* **The problem**:
Gather every line of the entries that includes the word "COMPLETO".

* **Supplied data**:
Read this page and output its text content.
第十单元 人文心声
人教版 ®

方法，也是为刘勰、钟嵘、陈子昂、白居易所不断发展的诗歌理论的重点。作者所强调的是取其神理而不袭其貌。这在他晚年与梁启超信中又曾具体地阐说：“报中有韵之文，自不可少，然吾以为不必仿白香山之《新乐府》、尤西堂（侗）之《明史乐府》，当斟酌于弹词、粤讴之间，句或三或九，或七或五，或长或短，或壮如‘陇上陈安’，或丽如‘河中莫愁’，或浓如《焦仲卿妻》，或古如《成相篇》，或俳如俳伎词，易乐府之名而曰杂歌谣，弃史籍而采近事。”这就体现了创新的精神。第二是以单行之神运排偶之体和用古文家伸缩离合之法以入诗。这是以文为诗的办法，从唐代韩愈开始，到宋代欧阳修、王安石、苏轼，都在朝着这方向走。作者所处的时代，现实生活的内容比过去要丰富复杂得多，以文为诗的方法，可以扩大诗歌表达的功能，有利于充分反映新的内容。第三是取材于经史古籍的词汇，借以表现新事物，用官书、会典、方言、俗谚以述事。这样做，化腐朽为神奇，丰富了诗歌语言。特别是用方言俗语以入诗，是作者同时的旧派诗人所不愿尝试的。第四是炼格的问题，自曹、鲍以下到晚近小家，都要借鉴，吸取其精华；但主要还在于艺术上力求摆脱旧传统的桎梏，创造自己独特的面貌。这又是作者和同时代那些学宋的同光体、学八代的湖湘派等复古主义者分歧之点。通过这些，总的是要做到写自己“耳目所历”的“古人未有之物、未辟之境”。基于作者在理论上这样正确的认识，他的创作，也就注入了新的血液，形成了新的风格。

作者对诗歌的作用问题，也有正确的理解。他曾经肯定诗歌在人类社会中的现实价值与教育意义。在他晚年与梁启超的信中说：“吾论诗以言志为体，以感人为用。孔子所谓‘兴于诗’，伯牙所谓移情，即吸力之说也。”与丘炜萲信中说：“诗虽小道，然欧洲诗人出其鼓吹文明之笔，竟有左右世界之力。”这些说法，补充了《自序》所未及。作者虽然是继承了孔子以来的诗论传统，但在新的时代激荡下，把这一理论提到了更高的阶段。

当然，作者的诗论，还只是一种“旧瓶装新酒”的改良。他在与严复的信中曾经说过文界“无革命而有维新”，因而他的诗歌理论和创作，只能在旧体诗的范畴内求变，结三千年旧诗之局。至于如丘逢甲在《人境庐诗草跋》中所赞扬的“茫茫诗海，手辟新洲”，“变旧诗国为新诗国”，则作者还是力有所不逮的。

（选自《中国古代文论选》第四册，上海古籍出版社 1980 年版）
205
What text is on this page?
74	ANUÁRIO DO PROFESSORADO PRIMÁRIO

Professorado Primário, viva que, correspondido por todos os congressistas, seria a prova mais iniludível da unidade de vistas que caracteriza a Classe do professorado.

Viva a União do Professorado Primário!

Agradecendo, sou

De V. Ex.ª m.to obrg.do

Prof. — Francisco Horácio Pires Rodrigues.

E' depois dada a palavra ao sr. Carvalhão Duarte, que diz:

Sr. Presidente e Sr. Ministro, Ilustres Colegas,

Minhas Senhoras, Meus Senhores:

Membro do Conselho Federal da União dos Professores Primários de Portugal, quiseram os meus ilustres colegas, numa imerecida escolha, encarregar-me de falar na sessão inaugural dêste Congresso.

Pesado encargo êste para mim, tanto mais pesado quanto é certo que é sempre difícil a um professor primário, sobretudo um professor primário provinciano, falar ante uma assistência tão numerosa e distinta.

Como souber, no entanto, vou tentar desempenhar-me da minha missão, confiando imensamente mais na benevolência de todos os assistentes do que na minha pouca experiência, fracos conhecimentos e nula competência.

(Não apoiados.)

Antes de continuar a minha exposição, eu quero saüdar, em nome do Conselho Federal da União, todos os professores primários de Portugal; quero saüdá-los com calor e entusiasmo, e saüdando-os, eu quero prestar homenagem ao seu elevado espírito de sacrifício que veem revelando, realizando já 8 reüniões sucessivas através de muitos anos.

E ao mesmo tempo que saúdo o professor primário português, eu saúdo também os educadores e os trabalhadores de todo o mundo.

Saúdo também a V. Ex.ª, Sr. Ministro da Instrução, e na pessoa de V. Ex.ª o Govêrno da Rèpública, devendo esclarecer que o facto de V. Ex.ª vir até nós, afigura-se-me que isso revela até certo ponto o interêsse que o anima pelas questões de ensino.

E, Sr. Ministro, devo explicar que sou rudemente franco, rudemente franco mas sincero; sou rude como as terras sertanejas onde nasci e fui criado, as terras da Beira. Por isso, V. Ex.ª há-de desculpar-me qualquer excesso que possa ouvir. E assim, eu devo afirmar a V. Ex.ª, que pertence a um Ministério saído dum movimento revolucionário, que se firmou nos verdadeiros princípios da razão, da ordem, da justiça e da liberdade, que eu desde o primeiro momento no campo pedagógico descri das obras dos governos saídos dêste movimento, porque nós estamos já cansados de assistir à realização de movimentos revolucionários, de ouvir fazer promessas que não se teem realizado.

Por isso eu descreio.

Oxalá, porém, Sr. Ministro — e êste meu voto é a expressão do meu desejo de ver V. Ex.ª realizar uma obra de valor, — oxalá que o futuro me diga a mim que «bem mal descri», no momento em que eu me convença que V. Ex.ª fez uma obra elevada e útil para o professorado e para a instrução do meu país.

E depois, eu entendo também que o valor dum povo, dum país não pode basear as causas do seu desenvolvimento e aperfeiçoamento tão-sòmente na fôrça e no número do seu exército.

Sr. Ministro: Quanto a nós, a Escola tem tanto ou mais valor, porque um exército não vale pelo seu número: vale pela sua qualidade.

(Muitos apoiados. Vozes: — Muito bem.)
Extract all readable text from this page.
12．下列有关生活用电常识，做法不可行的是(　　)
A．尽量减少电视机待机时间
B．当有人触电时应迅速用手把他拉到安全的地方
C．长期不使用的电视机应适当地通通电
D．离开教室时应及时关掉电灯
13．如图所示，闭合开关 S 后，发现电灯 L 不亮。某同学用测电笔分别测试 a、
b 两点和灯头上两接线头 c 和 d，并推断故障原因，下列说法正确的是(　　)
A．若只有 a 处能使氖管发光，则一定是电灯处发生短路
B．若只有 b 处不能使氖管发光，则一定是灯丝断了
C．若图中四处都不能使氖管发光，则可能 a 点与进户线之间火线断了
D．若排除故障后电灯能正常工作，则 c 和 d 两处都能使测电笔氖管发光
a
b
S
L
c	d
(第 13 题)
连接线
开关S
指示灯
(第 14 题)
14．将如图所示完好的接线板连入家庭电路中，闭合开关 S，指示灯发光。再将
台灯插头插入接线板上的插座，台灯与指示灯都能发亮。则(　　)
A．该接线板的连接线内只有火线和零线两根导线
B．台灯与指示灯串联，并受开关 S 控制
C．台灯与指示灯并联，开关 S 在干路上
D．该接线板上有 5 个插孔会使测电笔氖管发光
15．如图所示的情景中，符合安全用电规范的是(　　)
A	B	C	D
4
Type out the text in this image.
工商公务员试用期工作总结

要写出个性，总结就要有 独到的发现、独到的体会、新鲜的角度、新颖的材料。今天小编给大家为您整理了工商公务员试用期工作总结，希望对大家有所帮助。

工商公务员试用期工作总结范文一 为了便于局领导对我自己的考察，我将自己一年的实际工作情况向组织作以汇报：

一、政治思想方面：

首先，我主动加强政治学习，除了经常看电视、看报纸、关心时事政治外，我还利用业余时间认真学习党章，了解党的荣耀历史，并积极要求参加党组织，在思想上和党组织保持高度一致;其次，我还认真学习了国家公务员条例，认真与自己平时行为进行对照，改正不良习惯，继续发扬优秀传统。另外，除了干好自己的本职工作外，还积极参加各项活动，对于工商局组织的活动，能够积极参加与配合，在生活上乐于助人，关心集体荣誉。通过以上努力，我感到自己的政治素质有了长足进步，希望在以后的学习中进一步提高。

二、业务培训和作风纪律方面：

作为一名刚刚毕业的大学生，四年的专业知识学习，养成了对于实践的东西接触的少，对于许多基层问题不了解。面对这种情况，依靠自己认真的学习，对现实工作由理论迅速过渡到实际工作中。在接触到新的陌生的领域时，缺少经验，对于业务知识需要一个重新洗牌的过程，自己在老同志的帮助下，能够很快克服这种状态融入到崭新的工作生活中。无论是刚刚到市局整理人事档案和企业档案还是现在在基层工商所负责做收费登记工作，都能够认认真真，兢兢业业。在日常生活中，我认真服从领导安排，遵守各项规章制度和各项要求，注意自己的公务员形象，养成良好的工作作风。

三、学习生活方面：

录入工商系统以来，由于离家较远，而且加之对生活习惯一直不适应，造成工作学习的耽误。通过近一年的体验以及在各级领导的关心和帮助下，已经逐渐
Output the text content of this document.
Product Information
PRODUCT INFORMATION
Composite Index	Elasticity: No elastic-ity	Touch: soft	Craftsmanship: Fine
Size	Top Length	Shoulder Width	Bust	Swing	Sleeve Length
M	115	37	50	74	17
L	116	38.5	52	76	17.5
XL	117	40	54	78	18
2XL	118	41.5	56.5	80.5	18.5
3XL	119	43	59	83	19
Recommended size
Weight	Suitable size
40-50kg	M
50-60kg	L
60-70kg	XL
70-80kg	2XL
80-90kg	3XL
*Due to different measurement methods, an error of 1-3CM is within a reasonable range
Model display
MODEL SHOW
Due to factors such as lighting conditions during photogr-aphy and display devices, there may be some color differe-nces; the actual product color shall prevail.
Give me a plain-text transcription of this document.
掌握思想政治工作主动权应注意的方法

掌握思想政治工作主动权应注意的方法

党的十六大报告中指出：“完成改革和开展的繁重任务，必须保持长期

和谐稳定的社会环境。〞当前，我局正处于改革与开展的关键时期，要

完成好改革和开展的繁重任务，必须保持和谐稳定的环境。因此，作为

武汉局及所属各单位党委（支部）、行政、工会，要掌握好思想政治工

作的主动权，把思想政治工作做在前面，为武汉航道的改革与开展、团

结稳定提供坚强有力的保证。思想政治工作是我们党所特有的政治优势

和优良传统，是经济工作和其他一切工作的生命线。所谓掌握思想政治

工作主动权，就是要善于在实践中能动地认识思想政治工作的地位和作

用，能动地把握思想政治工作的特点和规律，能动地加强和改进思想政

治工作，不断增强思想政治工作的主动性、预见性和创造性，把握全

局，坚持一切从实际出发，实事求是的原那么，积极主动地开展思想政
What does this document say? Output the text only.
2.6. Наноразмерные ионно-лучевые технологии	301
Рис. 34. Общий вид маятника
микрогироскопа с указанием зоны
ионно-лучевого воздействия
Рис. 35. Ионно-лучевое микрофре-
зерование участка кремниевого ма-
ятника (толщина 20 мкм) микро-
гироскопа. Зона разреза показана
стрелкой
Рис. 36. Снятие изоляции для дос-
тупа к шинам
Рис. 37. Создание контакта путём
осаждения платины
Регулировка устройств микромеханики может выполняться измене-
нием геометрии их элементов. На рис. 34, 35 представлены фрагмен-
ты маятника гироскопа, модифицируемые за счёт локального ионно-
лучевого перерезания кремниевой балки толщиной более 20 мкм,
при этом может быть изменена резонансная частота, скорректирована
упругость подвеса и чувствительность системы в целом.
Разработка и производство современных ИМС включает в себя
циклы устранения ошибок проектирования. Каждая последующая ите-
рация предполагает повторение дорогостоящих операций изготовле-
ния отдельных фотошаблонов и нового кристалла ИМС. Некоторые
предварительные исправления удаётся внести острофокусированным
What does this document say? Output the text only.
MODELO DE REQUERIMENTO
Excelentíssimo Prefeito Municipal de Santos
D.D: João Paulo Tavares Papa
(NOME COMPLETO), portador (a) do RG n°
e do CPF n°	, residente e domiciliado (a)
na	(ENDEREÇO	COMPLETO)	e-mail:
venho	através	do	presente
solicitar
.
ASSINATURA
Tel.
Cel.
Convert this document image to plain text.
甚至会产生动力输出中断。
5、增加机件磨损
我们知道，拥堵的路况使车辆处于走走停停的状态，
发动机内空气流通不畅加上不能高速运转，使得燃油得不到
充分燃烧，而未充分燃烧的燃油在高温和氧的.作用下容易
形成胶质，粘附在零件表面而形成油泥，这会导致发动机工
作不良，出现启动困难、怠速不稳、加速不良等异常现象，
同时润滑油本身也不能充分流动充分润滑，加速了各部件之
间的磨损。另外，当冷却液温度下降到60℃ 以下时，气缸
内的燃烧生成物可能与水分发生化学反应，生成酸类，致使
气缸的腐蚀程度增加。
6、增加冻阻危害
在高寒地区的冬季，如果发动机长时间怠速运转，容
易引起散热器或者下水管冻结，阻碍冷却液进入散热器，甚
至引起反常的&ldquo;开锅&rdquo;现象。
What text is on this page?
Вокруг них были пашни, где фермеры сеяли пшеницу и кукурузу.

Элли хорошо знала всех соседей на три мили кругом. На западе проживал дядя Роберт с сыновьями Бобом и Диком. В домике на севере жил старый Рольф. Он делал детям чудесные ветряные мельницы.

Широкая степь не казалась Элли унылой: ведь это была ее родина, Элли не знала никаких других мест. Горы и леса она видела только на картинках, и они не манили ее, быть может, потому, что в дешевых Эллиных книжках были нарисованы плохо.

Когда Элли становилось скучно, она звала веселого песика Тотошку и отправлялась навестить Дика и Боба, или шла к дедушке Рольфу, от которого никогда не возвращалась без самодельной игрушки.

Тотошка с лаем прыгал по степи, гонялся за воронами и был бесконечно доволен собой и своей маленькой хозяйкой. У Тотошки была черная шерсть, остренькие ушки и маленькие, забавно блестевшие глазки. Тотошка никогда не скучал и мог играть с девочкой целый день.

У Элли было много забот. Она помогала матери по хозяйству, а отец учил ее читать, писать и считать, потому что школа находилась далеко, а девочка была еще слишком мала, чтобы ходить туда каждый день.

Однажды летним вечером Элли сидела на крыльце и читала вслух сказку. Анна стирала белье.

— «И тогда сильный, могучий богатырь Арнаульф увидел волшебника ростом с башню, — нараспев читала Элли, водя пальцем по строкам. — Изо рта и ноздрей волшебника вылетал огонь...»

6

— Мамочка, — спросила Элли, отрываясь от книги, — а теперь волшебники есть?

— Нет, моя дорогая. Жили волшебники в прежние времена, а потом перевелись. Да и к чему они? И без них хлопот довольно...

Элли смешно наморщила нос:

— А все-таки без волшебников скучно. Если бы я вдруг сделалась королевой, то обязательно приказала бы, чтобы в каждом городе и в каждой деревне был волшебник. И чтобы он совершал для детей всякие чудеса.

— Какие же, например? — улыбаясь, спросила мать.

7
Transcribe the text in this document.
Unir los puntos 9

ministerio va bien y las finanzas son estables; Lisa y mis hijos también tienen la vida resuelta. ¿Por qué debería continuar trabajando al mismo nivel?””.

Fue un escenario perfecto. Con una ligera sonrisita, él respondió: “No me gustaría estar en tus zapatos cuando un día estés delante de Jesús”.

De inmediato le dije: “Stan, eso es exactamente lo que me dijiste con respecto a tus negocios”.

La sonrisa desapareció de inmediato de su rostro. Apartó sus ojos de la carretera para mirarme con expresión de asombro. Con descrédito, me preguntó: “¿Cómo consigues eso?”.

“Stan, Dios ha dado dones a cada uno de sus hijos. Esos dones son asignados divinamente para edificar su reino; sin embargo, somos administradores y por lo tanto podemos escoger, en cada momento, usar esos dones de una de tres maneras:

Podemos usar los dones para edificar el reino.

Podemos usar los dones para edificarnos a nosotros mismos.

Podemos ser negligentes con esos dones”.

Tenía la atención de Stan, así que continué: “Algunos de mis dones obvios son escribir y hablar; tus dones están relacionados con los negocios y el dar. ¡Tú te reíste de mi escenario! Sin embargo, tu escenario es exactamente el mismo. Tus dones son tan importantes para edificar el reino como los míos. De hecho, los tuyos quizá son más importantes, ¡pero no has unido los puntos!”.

* **Solution to this exercise**:
(NOME COMPLETO), portador (a) do RG n°
na	(ENDEREÇO	COMPLETO)	e-mail:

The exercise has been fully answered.